» Problem description: Provide an exact copy of the data, excluding the images.

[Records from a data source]
□ □ □ □

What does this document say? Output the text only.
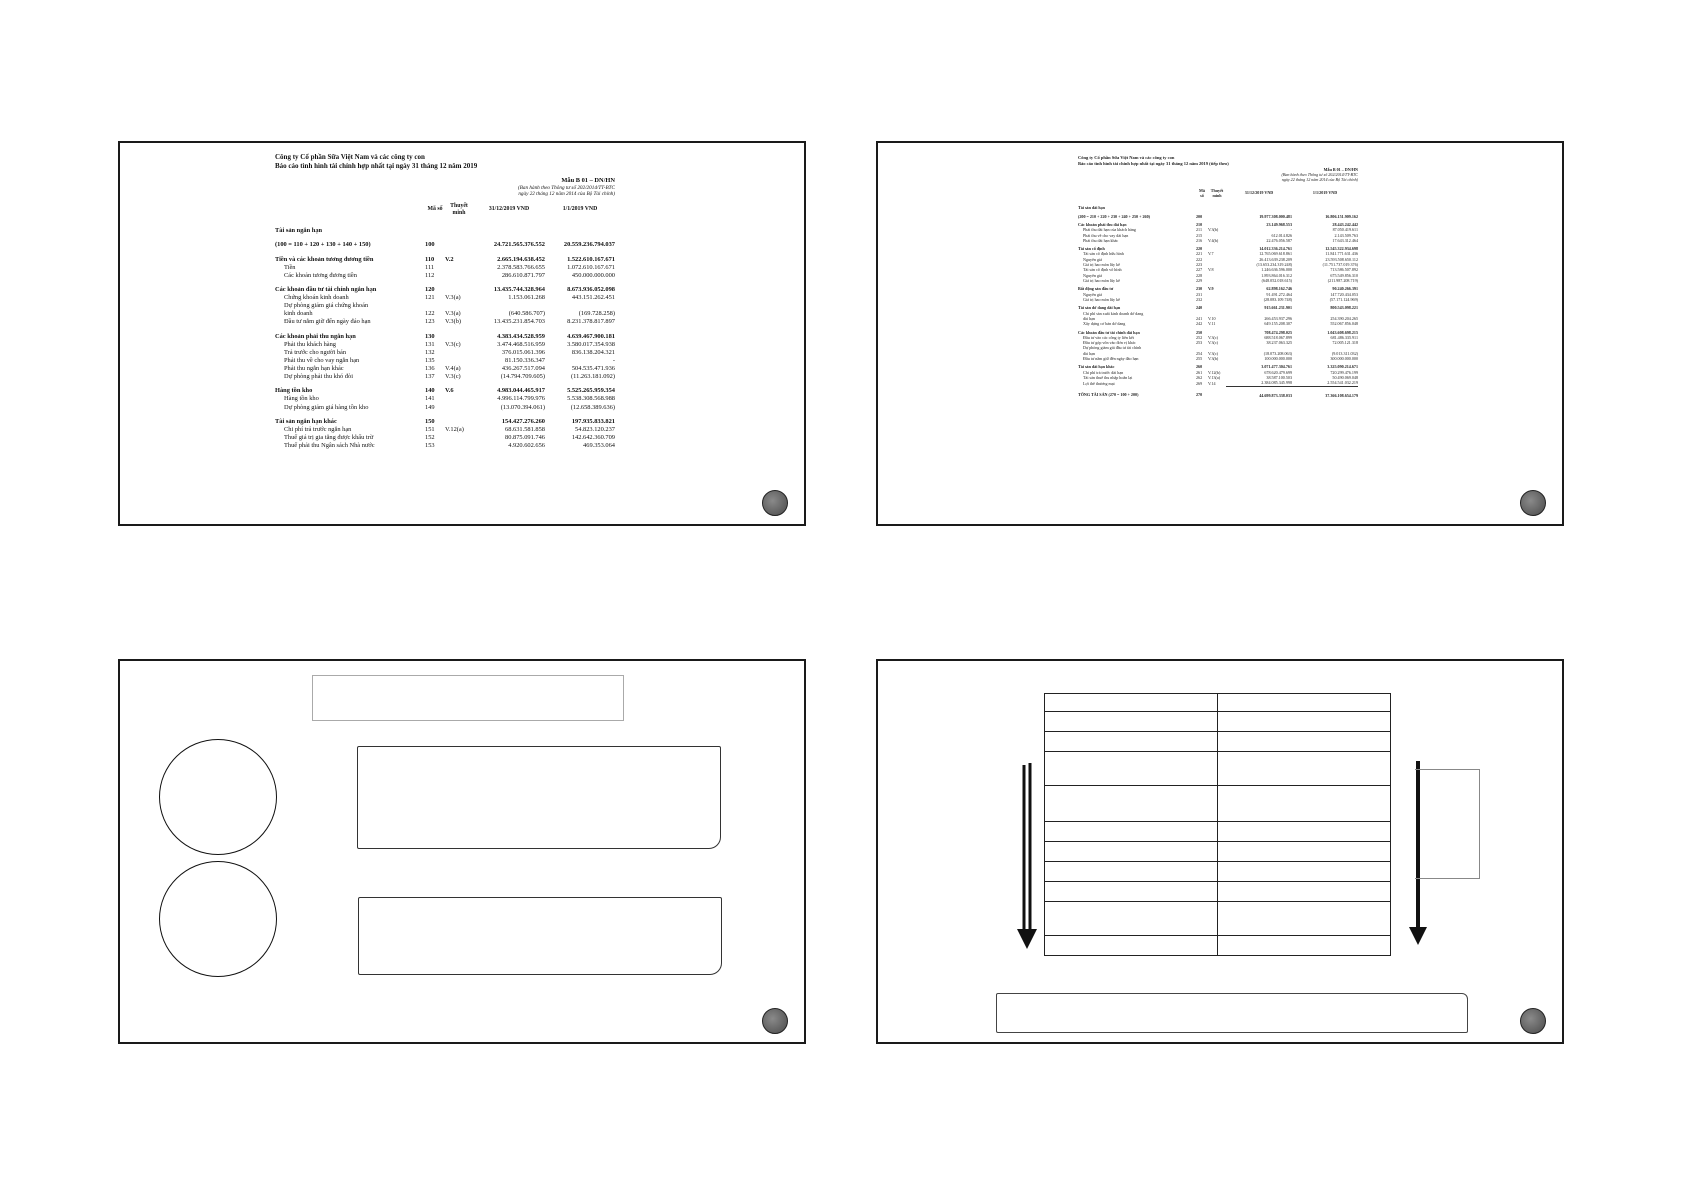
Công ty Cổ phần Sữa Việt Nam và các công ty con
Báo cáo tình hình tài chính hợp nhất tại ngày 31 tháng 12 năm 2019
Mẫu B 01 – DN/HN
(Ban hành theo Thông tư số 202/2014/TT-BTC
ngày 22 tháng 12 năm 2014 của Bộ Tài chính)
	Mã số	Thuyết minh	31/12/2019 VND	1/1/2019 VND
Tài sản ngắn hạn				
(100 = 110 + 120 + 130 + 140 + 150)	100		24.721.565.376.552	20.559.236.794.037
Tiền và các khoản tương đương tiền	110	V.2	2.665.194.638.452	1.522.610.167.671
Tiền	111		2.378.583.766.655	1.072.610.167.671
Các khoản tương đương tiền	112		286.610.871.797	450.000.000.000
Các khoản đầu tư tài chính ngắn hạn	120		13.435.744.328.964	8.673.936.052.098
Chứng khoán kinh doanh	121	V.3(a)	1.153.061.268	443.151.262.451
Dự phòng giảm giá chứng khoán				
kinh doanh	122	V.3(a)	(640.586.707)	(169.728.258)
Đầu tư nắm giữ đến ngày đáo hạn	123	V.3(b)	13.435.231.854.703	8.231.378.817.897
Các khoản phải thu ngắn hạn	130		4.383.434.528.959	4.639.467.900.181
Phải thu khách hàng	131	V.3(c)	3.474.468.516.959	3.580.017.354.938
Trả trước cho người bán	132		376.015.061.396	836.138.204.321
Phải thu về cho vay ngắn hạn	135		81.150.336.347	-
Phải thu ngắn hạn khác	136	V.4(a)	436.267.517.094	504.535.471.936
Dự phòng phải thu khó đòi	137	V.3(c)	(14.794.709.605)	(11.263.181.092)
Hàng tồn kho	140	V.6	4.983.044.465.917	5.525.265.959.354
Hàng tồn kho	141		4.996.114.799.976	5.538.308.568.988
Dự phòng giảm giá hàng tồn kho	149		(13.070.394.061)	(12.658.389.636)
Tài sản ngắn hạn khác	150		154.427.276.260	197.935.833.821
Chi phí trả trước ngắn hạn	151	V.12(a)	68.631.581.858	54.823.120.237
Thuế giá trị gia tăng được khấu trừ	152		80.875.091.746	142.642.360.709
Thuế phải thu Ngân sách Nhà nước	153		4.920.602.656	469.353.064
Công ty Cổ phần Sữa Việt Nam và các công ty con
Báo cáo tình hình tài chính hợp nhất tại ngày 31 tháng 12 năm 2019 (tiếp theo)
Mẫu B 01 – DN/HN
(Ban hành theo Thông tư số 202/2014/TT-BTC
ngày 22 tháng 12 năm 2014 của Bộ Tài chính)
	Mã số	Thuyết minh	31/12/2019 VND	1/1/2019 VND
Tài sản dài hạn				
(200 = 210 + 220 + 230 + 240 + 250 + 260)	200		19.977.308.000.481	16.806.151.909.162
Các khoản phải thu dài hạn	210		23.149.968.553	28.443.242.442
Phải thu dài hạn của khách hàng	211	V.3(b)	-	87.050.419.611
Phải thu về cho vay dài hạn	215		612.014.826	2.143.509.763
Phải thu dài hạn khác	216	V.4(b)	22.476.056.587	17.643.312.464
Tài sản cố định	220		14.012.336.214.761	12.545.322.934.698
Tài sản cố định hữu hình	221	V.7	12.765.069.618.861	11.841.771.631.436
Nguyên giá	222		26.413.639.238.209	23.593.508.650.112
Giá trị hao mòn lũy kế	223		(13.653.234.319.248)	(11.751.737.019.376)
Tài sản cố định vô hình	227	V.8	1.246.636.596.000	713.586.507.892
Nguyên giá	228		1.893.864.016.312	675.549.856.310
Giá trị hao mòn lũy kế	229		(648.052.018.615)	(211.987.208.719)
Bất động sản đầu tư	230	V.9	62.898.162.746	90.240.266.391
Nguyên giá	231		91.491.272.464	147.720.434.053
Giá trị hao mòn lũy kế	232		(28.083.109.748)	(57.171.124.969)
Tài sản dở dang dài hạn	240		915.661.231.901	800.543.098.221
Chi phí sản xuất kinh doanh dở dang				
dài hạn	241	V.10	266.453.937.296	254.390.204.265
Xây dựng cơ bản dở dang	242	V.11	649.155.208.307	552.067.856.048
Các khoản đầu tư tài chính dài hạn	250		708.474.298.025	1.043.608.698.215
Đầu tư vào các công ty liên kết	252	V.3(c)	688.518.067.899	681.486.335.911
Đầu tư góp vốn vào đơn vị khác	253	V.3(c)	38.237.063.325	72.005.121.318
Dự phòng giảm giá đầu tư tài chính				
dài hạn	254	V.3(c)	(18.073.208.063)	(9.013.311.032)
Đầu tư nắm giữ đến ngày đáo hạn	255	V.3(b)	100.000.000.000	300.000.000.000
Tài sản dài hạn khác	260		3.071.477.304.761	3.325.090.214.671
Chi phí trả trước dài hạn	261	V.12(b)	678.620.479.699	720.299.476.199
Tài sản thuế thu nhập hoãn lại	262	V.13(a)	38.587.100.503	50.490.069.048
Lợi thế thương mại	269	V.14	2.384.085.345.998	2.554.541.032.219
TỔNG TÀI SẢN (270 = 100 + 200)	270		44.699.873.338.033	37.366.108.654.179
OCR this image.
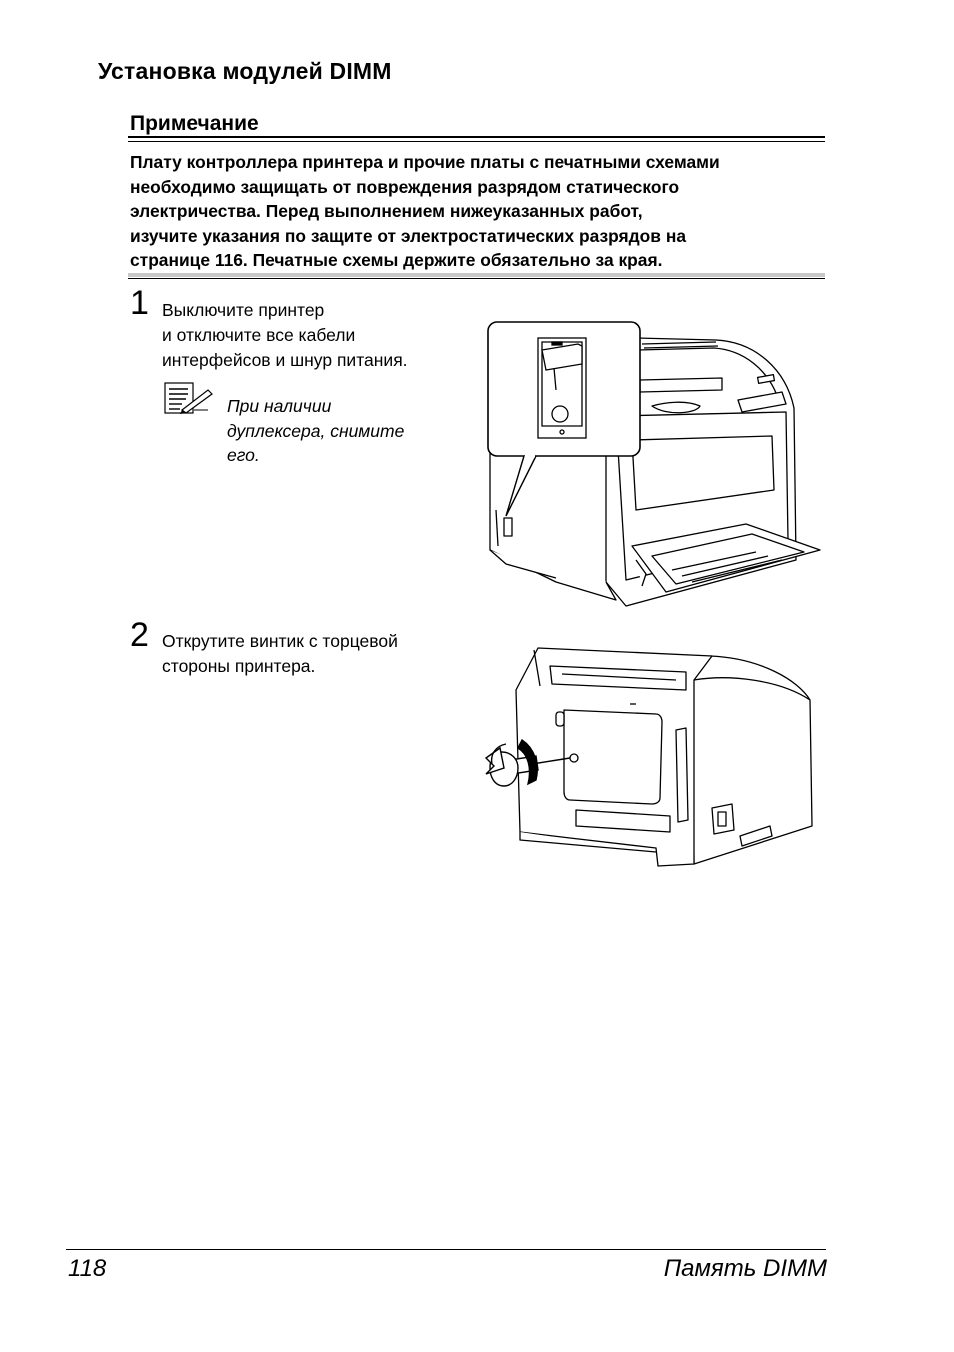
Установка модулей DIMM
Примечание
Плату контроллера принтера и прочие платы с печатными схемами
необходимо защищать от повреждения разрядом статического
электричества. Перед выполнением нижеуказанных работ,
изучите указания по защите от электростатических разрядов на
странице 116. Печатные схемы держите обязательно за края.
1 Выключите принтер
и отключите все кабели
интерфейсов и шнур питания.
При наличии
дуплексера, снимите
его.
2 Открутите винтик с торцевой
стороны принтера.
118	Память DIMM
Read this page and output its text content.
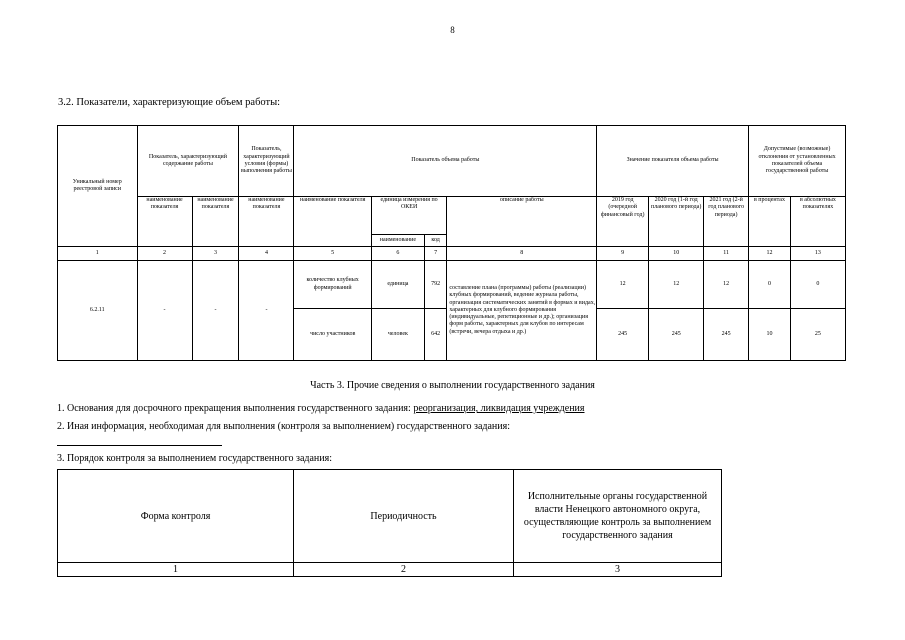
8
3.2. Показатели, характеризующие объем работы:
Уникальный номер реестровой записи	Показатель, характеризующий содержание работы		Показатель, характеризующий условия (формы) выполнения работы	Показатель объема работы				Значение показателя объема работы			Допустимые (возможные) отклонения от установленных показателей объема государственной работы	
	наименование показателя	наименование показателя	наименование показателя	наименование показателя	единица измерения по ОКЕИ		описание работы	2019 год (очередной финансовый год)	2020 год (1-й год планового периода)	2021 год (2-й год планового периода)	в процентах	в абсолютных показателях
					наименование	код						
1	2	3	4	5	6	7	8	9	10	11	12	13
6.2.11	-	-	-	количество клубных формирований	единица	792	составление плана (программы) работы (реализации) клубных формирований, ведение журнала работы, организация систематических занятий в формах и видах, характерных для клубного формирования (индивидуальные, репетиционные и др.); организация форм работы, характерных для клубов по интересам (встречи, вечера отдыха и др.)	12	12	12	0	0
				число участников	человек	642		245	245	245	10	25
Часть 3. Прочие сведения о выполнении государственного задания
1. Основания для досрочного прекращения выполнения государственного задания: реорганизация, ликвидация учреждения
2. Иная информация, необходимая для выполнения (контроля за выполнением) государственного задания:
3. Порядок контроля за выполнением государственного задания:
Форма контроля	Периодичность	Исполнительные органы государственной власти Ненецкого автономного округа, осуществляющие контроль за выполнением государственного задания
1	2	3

□ □ □ □

» Solution to this task:
What does this document say? Output the text only.
Công ty Cổ phần Sữa Việt Nam và các công ty con
Báo cáo tình hình tài chính hợp nhất tại ngày 31 tháng 12 năm 2019
Mẫu B 01 – DN/HN
(Ban hành theo Thông tư số 202/2014/TT-BTC
ngày 22 tháng 12 năm 2014 của Bộ Tài chính)
	Mã số	Thuyết minh	31/12/2019 VND	1/1/2019 VND
Tài sản ngắn hạn				
(100 = 110 + 120 + 130 + 140 + 150)	100		24.721.565.376.552	20.559.236.794.037
Tiền và các khoản tương đương tiền	110	V.2	2.665.194.638.452	1.522.610.167.671
Tiền	111		2.378.583.766.655	1.072.610.167.671
Các khoản tương đương tiền	112		286.610.871.797	450.000.000.000
Các khoản đầu tư tài chính ngắn hạn	120		13.435.744.328.964	8.673.936.052.098
Chứng khoán kinh doanh	121	V.3(a)	1.153.061.268	443.151.262.451
Dự phòng giảm giá chứng khoán				
kinh doanh	122	V.3(a)	(640.586.707)	(169.728.258)
Đầu tư nắm giữ đến ngày đáo hạn	123	V.3(b)	13.435.231.854.703	8.231.378.817.897
Các khoản phải thu ngắn hạn	130		4.383.434.528.959	4.639.467.900.181
Phải thu khách hàng	131	V.3(c)	3.474.468.516.959	3.580.017.354.938
Trả trước cho người bán	132		376.015.061.396	836.138.204.321
Phải thu về cho vay ngắn hạn	135		81.150.336.347	-
Phải thu ngắn hạn khác	136	V.4(a)	436.267.517.094	504.535.471.936
Dự phòng phải thu khó đòi	137	V.3(c)	(14.794.709.605)	(11.263.181.092)
Hàng tồn kho	140	V.6	4.983.044.465.917	5.525.265.959.354
Hàng tồn kho	141		4.996.114.799.976	5.538.308.568.988
Dự phòng giảm giá hàng tồn kho	149		(13.070.394.061)	(12.658.389.636)
Tài sản ngắn hạn khác	150		154.427.276.260	197.935.833.821
Chi phí trả trước ngắn hạn	151	V.12(a)	68.631.581.858	54.823.120.237
Thuế giá trị gia tăng được khấu trừ	152		80.875.091.746	142.642.360.709
Thuế phải thu Ngân sách Nhà nước	153		4.920.602.656	469.353.064
Công ty Cổ phần Sữa Việt Nam và các công ty con
Báo cáo tình hình tài chính hợp nhất tại ngày 31 tháng 12 năm 2019 (tiếp theo)
Mẫu B 01 – DN/HN
(Ban hành theo Thông tư số 202/2014/TT-BTC
ngày 22 tháng 12 năm 2014 của Bộ Tài chính)
	Mã số	Thuyết minh	31/12/2019 VND	1/1/2019 VND
Tài sản dài hạn				
(200 = 210 + 220 + 230 + 240 + 250 + 260)	200		19.977.308.000.481	16.806.151.909.162
Các khoản phải thu dài hạn	210		23.149.968.553	28.443.242.442
Phải thu dài hạn của khách hàng	211	V.3(b)	-	87.050.419.611
Phải thu về cho vay dài hạn	215		612.014.826	2.143.509.763
Phải thu dài hạn khác	216	V.4(b)	22.476.056.587	17.643.312.464
Tài sản cố định	220		14.012.336.214.761	12.545.322.934.698
Tài sản cố định hữu hình	221	V.7	12.765.069.618.861	11.841.771.631.436
Nguyên giá	222		26.413.639.238.209	23.593.508.650.112
Giá trị hao mòn lũy kế	223		(13.653.234.319.248)	(11.751.737.019.376)
Tài sản cố định vô hình	227	V.8	1.246.636.596.000	713.586.507.892
Nguyên giá	228		1.893.864.016.312	675.549.856.310
Giá trị hao mòn lũy kế	229		(648.052.018.615)	(211.987.208.719)
Bất động sản đầu tư	230	V.9	62.898.162.746	90.240.266.391
Nguyên giá	231		91.491.272.464	147.720.434.053
Giá trị hao mòn lũy kế	232		(28.083.109.748)	(57.171.124.969)
Tài sản dở dang dài hạn	240		915.661.231.901	800.543.098.221
Chi phí sản xuất kinh doanh dở dang				
dài hạn	241	V.10	266.453.937.296	254.390.204.265
Xây dựng cơ bản dở dang	242	V.11	649.155.208.307	552.067.856.048
Các khoản đầu tư tài chính dài hạn	250		708.474.298.025	1.043.608.698.215
Đầu tư vào các công ty liên kết	252	V.3(c)	688.518.067.899	681.486.335.911
Đầu tư góp vốn vào đơn vị khác	253	V.3(c)	38.237.063.325	72.005.121.318
Dự phòng giảm giá đầu tư tài chính				
dài hạn	254	V.3(c)	(18.073.208.063)	(9.013.311.032)
Đầu tư nắm giữ đến ngày đáo hạn	255	V.3(b)	100.000.000.000	300.000.000.000
Tài sản dài hạn khác	260		3.071.477.304.761	3.325.090.214.671
Chi phí trả trước dài hạn	261	V.12(b)	678.620.479.699	720.299.476.199
Tài sản thuế thu nhập hoãn lại	262	V.13(a)	38.587.100.503	50.490.069.048
Lợi thế thương mại	269	V.14	2.384.085.345.998	2.554.541.032.219
TỔNG TÀI SẢN (270 = 100 + 200)	270		44.699.873.338.033	37.366.108.654.179
OCR this image.
Установка модулей DIMM
Примечание
Плату контроллера принтера и прочие платы с печатными схемами
необходимо защищать от повреждения разрядом статического
электричества. Перед выполнением нижеуказанных работ,
изучите указания по защите от электростатических разрядов на
странице 116. Печатные схемы держите обязательно за края.
1 Выключите принтер
и отключите все кабели
интерфейсов и шнур питания.
При наличии
дуплексера, снимите
его.
2 Открутите винтик с торцевой
стороны принтера.
118	Память DIMM
Read this page and output its text content.
8
3.2. Показатели, характеризующие объем работы:
Уникальный номер реестровой записи	Показатель, характеризующий содержание работы		Показатель, характеризующий условия (формы) выполнения работы	Показатель объема работы				Значение показателя объема работы			Допустимые (возможные) отклонения от установленных показателей объема государственной работы	
	наименование показателя	наименование показателя	наименование показателя	наименование показателя	единица измерения по ОКЕИ		описание работы	2019 год (очередной финансовый год)	2020 год (1-й год планового периода)	2021 год (2-й год планового периода)	в процентах	в абсолютных показателях
					наименование	код						
1	2	3	4	5	6	7	8	9	10	11	12	13
6.2.11	-	-	-	количество клубных формирований	единица	792	составление плана (программы) работы (реализации) клубных формирований, ведение журнала работы, организация систематических занятий в формах и видах, характерных для клубного формирования (индивидуальные, репетиционные и др.); организация форм работы, характерных для клубов по интересам (встречи, вечера отдыха и др.)	12	12	12	0	0
				число участников	человек	642		245	245	245	10	25
Часть 3. Прочие сведения о выполнении государственного задания
1. Основания для досрочного прекращения выполнения государственного задания: реорганизация, ликвидация учреждения
2. Иная информация, необходимая для выполнения (контроля за выполнением) государственного задания:
3. Порядок контроля за выполнением государственного задания:
Форма контроля	Периодичность	Исполнительные органы государственной власти Ненецкого автономного округа, осуществляющие контроль за выполнением государственного задания
1	2	3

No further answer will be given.